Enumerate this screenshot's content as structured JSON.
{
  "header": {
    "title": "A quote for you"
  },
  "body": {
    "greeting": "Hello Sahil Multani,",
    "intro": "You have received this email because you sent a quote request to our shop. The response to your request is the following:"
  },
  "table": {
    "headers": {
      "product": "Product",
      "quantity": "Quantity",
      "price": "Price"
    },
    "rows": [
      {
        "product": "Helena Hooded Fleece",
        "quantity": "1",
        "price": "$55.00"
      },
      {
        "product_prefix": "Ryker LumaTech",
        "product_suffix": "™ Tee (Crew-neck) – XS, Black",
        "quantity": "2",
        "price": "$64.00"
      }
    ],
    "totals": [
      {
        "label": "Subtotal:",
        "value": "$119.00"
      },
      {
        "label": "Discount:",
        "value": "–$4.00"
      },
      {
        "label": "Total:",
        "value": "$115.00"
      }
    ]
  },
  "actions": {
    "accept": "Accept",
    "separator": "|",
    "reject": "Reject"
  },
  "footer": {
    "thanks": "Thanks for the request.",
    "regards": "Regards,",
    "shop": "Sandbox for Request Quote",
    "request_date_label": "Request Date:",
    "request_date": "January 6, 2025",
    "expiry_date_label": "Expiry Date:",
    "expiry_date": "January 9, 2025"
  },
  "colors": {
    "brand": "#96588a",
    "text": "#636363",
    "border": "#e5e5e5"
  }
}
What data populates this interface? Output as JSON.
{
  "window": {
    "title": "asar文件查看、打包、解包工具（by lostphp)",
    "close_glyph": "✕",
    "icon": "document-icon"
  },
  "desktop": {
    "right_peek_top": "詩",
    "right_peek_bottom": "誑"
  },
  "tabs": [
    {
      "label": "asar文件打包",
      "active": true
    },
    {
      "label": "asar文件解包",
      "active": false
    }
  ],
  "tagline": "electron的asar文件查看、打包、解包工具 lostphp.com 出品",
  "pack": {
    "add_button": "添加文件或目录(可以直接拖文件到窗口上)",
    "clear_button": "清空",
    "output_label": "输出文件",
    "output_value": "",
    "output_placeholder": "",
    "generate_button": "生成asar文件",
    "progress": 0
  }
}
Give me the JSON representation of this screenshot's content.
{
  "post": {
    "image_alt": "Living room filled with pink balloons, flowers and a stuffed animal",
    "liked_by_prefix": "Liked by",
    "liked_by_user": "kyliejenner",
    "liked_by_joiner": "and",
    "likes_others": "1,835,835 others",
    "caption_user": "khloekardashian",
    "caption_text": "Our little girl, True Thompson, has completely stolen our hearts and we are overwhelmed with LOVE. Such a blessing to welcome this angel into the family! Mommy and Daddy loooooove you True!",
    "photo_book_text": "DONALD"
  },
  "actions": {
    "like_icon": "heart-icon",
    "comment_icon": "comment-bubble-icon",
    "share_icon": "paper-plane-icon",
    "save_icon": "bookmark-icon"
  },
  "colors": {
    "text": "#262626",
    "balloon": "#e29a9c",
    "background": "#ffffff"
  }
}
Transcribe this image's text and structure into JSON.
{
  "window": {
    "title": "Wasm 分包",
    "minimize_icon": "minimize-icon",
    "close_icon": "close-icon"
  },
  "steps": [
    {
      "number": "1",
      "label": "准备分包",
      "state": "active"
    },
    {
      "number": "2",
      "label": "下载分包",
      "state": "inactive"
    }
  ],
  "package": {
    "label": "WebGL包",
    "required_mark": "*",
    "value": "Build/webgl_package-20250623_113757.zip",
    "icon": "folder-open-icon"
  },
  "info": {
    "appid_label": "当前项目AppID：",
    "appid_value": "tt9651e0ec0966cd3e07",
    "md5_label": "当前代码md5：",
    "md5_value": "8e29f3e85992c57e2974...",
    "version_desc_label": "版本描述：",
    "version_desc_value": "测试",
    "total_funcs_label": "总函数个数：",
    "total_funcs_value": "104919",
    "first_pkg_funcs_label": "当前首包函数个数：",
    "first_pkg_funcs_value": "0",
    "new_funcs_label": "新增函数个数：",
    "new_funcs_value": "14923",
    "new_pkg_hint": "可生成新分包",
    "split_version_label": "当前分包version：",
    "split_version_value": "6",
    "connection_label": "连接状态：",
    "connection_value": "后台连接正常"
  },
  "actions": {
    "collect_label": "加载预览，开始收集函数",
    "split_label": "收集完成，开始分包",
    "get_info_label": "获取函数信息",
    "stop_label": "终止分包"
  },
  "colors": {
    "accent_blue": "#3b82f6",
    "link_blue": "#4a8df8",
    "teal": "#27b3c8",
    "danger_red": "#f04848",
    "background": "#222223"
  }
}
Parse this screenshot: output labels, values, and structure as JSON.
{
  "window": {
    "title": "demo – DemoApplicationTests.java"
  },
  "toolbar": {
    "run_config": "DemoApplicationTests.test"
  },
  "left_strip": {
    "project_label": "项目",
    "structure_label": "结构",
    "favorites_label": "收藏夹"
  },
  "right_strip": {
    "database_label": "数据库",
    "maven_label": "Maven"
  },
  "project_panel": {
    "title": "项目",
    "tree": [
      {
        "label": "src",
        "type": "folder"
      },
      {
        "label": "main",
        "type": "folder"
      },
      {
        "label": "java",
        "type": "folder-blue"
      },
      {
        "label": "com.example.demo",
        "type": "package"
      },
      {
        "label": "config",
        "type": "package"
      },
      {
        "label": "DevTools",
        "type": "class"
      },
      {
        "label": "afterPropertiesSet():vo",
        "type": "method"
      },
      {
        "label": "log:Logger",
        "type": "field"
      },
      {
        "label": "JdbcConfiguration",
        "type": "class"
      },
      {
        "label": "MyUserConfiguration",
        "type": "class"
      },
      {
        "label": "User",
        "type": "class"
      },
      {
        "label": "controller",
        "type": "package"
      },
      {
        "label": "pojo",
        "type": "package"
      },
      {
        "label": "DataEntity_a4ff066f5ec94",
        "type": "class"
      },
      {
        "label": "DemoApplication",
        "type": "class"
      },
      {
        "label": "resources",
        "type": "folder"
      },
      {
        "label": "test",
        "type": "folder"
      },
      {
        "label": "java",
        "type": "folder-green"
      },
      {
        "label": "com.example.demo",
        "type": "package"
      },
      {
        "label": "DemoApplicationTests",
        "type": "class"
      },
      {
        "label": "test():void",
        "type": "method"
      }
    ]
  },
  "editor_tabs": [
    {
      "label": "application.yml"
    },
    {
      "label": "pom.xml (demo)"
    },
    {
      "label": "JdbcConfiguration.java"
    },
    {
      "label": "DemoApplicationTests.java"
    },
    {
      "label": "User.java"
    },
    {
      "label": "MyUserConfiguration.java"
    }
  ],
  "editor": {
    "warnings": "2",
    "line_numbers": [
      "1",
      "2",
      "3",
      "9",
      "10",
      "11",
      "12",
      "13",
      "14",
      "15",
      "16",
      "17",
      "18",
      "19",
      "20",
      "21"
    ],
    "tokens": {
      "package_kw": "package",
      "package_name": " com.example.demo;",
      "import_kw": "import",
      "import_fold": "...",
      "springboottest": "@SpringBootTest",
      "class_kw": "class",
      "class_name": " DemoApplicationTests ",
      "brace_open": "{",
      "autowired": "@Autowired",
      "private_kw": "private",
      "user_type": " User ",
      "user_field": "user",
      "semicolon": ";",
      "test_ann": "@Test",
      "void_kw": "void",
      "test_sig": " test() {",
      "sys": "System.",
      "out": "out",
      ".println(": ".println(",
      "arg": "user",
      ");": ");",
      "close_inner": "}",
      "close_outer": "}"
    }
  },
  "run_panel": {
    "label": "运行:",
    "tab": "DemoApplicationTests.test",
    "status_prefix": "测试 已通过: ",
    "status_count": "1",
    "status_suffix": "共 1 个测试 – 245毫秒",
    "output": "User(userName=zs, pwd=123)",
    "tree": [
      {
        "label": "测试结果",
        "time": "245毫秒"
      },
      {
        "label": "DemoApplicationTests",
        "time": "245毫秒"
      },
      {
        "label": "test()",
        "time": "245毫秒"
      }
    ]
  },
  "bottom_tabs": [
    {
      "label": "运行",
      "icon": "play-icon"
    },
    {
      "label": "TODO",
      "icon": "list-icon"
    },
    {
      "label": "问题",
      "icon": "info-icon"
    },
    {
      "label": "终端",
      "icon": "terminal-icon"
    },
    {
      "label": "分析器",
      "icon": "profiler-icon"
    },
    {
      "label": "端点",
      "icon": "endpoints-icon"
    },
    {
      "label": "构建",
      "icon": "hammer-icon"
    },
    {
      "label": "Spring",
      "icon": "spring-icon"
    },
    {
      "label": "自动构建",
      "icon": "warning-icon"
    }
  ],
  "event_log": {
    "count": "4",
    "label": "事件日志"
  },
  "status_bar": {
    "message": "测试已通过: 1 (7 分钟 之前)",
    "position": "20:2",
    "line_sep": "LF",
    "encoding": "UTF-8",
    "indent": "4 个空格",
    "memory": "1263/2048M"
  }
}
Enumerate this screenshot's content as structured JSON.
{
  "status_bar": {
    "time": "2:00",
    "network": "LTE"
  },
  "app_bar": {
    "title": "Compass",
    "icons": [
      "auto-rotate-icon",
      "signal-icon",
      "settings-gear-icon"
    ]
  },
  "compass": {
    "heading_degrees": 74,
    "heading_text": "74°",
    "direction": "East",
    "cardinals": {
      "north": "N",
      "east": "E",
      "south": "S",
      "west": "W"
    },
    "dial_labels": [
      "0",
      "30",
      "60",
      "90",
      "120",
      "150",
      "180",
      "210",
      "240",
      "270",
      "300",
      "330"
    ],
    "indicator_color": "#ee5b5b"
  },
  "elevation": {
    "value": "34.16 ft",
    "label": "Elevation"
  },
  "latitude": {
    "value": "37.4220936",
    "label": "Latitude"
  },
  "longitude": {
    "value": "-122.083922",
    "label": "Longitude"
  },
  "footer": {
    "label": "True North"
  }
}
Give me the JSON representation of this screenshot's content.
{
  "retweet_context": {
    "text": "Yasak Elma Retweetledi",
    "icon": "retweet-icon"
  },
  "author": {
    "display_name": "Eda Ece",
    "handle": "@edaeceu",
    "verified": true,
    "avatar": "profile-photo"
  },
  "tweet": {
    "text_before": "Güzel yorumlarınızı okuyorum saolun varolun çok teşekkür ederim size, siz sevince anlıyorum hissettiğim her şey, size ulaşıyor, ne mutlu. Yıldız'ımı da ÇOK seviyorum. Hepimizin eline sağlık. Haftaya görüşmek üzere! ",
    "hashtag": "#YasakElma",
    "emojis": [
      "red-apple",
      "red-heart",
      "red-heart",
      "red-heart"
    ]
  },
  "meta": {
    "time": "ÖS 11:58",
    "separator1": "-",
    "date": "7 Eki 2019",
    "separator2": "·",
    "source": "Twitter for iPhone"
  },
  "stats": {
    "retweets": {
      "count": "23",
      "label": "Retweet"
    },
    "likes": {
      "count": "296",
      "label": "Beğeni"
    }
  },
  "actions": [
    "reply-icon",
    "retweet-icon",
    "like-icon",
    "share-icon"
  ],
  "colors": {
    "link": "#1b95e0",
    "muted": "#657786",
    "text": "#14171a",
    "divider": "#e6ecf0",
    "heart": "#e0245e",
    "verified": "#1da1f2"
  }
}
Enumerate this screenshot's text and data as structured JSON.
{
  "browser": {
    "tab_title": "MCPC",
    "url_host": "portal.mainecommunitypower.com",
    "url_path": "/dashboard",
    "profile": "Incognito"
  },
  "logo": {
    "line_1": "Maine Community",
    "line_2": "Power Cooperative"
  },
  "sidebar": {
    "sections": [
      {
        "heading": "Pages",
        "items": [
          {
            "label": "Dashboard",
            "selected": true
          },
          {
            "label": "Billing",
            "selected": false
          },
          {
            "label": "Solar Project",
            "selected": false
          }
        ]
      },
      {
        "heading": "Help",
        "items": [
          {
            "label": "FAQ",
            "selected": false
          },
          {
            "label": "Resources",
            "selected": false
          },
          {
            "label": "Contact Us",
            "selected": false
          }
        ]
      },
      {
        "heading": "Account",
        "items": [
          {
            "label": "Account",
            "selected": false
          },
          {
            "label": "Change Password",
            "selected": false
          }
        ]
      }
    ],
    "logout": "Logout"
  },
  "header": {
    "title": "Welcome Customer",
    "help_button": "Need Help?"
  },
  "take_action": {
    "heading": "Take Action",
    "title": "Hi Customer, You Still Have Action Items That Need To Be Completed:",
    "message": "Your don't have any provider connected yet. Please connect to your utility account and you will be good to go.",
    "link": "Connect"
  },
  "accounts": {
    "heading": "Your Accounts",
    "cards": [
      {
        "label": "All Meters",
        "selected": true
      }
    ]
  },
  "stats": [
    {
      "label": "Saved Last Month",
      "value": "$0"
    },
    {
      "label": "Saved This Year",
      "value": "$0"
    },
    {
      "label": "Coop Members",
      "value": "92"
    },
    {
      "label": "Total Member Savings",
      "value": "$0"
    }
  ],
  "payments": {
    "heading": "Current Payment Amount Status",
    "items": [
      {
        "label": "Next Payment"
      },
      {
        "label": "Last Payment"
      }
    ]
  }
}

───

Exercise: Counting only lines of the data above that hold "JdbcConfiguration", report the total and nothing else.

Task solution: 2